--- START DATA EXTRACT ---

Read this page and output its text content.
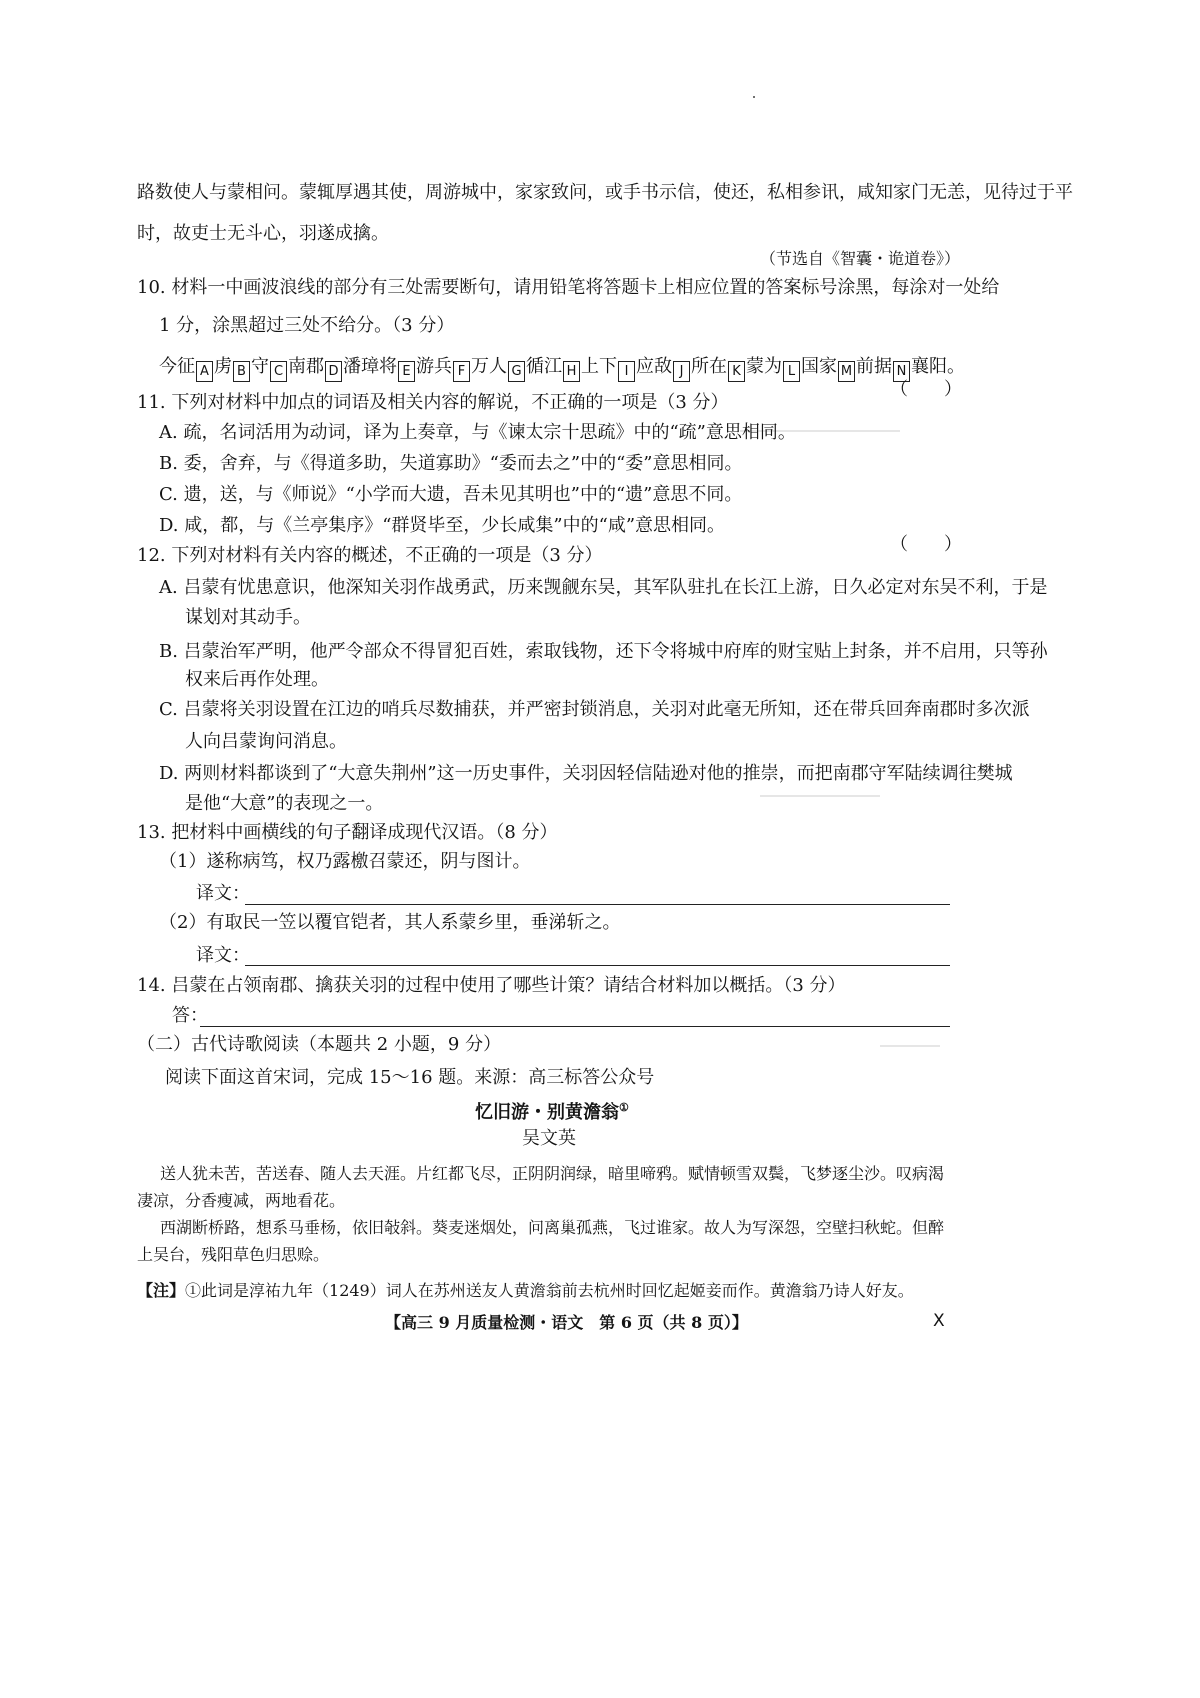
路数使人与蒙相问。蒙辄厚遇其使，周游城中，家家致问，或手书示信，使还，私相参讯，咸知家门无恙，见待过于平
时，故吏士无斗心，羽遂成擒。
（节选自《智囊・诡道卷》）
10. 材料一中画波浪线的部分有三处需要断句，请用铅笔将答题卡上相应位置的答案标号涂黑，每涂对一处给
1 分，涂黑超过三处不给分。（3 分）
今征 A 虏 B 守 C 南郡 D 潘璋将 E 游兵 F 万人 G 循江 H 上下 I 应敌 J 所在 K 蒙为 L 国家 M 前据 N 襄阳。
11. 下列对材料中加点的词语及相关内容的解说，不正确的一项是（3 分）
（　　）
A. 疏，名词活用为动词，译为上奏章，与《谏太宗十思疏》中的“疏”意思相同。
B. 委，舍弃，与《得道多助，失道寡助》“委而去之”中的“委”意思相同。
C. 遗，送，与《师说》“小学而大遗，吾未见其明也”中的“遗”意思不同。
D. 咸，都，与《兰亭集序》“群贤毕至，少长咸集”中的“咸”意思相同。
12. 下列对材料有关内容的概述，不正确的一项是（3 分）
（　　）
A. 吕蒙有忧患意识，他深知关羽作战勇武，历来觊觎东吴，其军队驻扎在长江上游，日久必定对东吴不利，于是
谋划对其动手。
B. 吕蒙治军严明，他严令部众不得冒犯百姓，索取钱物，还下令将城中府库的财宝贴上封条，并不启用，只等孙
权来后再作处理。
C. 吕蒙将关羽设置在江边的哨兵尽数捕获，并严密封锁消息，关羽对此毫无所知，还在带兵回奔南郡时多次派
人向吕蒙询问消息。
D. 两则材料都谈到了“大意失荆州”这一历史事件，关羽因轻信陆逊对他的推崇，而把南郡守军陆续调往樊城
是他“大意”的表现之一。
13. 把材料中画横线的句子翻译成现代汉语。（8 分）
（1）遂称病笃，权乃露檄召蒙还，阴与图计。
译文：
（2）有取民一笠以覆官铠者，其人系蒙乡里，垂涕斩之。
译文：
14. 吕蒙在占领南郡、擒获关羽的过程中使用了哪些计策？请结合材料加以概括。（3 分）
答：
（二）古代诗歌阅读（本题共 2 小题，9 分）
阅读下面这首宋词，完成 15～16 题。来源：高三标答公众号
忆旧游・别黄澹翁①
吴文英
送人犹未苦，苦送春、随人去天涯。片红都飞尽，正阴阴润绿，暗里啼鸦。赋情顿雪双鬓，飞梦逐尘沙。叹病渴
凄凉，分香瘦减，两地看花。
西湖断桥路，想系马垂杨，依旧敧斜。葵麦迷烟处，问离巢孤燕，飞过谁家。故人为写深怨，空壁扫秋蛇。但醉
上吴台，残阳草色归思赊。
【注】①此词是淳祐九年（1249）词人在苏州送友人黄澹翁前去杭州时回忆起姬妾而作。黄澹翁乃诗人好友。
【高三 9 月质量检测・语文　第 6 页（共 8 页）】	X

--- END DATA EXTRACT ---

SET EXERCISE: Copy every line of the listing containing the string "意思相同".

OUTPUT FOR THIS EXERCISE:
A. 疏，名词活用为动词，译为上奏章，与《谏太宗十思疏》中的“疏”意思相同。
B. 委，舍弃，与《得道多助，失道寡助》“委而去之”中的“委”意思相同。
D. 咸，都，与《兰亭集序》“群贤毕至，少长咸集”中的“咸”意思相同。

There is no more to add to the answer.